* What you need to do *
Lift out all lines below that contain "xlabel".

Rows from a dataset:

-*-*-

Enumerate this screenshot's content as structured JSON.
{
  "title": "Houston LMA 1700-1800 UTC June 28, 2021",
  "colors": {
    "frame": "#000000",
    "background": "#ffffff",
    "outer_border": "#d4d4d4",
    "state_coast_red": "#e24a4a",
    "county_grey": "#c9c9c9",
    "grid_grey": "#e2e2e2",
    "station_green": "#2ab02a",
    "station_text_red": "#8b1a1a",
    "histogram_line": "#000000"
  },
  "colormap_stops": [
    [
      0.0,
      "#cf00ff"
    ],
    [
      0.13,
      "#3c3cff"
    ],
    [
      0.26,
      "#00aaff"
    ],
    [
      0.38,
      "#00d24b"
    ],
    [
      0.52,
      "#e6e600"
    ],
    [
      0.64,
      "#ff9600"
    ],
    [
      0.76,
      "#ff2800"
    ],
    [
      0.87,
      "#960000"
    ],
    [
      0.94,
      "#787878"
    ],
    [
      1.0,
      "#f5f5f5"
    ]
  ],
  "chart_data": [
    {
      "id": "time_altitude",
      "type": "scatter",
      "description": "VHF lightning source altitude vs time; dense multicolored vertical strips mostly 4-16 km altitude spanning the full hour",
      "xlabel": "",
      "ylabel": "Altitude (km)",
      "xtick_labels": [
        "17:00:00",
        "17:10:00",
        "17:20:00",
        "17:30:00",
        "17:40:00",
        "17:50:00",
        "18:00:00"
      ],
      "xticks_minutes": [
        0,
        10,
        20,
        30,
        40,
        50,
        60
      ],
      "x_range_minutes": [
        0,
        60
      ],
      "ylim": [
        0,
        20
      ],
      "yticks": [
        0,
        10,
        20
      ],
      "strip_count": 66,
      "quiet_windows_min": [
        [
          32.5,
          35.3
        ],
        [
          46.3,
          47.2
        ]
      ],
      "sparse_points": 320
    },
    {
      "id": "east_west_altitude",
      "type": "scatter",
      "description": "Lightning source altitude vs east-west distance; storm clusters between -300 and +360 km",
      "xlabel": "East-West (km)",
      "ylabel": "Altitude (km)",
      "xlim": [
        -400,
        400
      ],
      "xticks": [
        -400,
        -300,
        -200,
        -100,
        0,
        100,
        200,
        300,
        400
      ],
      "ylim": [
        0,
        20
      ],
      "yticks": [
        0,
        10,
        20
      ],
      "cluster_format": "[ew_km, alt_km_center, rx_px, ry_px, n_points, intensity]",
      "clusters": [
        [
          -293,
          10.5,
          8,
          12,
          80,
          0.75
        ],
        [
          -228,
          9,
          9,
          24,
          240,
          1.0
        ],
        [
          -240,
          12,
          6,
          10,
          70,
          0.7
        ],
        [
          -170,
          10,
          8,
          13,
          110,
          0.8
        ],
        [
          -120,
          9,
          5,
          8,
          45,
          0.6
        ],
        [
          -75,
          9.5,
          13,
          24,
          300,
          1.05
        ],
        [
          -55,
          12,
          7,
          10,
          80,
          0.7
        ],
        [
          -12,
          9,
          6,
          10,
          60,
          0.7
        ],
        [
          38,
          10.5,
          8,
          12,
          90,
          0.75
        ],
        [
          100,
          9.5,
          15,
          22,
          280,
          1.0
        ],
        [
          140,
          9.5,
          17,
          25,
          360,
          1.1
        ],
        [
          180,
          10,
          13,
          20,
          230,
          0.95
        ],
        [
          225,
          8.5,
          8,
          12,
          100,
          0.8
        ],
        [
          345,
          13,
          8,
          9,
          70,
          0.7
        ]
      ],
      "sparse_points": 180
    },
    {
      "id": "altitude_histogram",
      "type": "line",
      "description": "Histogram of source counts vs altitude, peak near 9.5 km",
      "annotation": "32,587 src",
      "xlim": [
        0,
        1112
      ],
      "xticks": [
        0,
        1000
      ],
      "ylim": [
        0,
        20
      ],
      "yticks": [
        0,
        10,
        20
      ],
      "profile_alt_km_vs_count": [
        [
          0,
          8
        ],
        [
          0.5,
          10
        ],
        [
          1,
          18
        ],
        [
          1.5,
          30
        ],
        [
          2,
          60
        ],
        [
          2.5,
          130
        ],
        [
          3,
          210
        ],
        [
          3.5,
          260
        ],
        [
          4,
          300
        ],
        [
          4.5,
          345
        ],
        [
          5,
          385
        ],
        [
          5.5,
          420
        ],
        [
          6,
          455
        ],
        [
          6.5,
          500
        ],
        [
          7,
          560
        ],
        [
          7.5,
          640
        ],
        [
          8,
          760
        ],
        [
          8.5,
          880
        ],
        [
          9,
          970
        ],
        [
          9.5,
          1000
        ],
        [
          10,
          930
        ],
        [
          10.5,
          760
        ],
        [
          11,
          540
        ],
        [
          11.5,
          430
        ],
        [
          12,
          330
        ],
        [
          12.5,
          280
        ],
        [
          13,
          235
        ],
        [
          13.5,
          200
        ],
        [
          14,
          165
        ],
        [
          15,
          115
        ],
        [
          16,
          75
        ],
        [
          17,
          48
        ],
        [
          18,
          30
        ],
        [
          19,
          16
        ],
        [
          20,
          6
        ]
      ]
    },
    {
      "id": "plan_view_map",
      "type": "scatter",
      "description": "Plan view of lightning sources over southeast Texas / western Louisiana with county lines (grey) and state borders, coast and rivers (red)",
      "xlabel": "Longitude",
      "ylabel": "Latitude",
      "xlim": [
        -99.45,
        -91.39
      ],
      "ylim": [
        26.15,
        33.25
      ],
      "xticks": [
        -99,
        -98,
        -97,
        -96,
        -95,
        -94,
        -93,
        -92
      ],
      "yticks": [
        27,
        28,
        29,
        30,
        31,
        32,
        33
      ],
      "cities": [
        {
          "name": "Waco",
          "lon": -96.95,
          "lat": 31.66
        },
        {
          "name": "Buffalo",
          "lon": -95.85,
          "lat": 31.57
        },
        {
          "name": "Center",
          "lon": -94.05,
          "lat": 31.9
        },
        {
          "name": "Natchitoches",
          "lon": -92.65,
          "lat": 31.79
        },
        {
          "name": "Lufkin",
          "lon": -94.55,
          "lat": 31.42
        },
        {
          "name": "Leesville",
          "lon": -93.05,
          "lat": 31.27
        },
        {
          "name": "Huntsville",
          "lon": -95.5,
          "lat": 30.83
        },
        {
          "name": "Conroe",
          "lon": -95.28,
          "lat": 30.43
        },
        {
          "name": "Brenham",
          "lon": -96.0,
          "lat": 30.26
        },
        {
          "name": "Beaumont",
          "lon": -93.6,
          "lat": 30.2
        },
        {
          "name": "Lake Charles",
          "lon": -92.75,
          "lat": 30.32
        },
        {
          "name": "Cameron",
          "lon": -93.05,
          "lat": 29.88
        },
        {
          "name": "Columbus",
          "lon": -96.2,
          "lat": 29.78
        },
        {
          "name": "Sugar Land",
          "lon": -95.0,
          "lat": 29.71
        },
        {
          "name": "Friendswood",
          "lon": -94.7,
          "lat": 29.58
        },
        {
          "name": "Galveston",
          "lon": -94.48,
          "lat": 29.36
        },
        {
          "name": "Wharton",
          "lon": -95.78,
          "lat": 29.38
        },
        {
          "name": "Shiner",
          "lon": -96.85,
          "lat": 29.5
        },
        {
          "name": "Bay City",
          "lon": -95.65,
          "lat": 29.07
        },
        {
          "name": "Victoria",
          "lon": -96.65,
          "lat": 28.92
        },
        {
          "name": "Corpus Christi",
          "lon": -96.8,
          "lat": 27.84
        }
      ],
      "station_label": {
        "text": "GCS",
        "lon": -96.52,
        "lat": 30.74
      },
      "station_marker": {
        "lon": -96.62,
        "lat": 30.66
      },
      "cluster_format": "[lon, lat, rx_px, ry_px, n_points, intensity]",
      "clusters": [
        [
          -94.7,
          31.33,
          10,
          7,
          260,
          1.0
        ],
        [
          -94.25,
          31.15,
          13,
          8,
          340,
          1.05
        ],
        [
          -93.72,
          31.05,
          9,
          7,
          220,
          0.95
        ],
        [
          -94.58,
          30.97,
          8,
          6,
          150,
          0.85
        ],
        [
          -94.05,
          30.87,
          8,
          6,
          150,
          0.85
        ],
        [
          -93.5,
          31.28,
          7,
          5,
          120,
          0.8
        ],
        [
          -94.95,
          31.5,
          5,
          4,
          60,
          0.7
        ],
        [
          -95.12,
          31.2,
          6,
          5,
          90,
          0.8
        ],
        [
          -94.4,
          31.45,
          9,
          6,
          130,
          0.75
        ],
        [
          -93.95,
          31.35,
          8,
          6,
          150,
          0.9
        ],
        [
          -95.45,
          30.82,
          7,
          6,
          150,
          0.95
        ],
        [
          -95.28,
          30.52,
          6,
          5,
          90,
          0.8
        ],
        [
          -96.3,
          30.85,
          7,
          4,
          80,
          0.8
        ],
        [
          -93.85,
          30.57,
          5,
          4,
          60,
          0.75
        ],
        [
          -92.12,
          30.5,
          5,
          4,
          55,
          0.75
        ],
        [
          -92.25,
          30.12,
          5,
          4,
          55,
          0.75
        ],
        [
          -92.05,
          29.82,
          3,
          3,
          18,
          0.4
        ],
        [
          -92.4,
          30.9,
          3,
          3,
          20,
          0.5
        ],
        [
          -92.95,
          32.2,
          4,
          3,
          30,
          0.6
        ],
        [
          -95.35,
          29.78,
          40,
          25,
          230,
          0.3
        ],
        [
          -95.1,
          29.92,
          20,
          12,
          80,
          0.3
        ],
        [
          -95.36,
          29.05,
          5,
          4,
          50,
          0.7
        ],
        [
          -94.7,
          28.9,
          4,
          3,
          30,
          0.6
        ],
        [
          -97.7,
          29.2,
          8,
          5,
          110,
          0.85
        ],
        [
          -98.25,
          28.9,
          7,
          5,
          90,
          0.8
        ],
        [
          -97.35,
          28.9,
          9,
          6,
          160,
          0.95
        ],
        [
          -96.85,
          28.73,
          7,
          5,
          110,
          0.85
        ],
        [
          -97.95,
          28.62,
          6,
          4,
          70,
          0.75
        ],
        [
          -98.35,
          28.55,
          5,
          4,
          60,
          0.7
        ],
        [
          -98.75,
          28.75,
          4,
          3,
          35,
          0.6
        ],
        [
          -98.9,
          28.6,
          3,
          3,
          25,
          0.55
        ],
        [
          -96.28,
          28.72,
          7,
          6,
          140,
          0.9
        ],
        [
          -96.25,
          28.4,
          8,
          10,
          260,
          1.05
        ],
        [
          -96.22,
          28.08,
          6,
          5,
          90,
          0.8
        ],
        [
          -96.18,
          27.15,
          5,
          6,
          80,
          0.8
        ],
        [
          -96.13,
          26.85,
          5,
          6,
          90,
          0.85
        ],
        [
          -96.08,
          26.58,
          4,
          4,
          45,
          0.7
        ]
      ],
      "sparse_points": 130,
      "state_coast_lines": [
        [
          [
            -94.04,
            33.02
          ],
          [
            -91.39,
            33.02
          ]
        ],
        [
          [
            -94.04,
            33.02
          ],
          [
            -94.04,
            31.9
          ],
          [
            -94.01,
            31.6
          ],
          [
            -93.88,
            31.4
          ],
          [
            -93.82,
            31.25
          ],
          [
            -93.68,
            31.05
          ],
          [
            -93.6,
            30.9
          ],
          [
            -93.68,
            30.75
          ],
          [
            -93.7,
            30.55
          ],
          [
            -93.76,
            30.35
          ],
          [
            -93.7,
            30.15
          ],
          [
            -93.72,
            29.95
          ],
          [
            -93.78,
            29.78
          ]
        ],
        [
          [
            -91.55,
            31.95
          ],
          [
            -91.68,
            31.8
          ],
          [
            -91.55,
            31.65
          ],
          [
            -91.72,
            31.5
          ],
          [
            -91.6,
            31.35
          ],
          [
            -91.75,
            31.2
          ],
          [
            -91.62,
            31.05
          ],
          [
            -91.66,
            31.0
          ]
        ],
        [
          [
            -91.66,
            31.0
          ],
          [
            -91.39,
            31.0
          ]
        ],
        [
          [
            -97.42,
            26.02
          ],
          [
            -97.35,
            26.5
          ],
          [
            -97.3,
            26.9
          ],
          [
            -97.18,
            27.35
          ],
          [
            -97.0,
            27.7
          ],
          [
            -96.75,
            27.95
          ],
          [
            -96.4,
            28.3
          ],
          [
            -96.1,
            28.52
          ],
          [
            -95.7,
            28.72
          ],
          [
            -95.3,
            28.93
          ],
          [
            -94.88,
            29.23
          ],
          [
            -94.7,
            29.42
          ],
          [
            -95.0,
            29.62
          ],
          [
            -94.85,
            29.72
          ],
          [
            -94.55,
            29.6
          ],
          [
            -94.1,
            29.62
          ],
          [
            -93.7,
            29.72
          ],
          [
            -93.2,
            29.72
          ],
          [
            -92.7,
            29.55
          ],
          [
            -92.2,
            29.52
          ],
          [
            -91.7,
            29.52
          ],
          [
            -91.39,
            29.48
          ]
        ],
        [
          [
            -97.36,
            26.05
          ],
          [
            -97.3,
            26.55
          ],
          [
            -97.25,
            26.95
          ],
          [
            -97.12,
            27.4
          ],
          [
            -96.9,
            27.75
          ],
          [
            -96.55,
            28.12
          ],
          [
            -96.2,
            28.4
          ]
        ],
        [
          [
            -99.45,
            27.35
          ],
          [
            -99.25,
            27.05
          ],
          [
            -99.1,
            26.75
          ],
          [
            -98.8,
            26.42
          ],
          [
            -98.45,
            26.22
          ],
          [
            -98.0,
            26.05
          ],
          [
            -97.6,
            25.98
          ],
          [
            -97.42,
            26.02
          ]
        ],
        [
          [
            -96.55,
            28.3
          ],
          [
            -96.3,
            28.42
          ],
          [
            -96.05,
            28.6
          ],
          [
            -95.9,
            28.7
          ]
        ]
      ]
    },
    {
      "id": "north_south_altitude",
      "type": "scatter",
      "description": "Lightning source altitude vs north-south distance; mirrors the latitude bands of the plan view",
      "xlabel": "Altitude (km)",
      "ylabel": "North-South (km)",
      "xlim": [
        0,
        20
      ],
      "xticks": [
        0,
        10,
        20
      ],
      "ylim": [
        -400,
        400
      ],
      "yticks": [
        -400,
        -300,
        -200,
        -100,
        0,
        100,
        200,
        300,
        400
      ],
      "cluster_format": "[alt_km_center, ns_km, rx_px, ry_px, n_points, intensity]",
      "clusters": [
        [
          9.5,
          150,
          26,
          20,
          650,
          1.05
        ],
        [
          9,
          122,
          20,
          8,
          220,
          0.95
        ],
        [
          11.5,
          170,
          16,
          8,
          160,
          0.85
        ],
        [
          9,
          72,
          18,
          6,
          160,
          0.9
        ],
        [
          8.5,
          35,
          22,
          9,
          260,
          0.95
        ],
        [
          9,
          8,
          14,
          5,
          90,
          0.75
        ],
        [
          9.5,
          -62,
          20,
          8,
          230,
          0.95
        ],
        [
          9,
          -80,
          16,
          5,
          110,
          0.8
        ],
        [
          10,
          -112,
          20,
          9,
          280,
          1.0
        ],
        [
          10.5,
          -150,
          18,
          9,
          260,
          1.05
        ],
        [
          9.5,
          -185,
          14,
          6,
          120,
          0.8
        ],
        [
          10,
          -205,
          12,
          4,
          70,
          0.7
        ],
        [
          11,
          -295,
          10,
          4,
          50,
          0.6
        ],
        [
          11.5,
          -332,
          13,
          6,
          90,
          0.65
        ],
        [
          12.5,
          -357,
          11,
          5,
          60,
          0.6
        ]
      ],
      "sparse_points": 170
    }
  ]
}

-*-*-

* Worked answer *
      "xlabel": "",
      "xlabel": "East-West (km)",
      "xlabel": "Longitude",
      "xlabel": "Altitude (km)",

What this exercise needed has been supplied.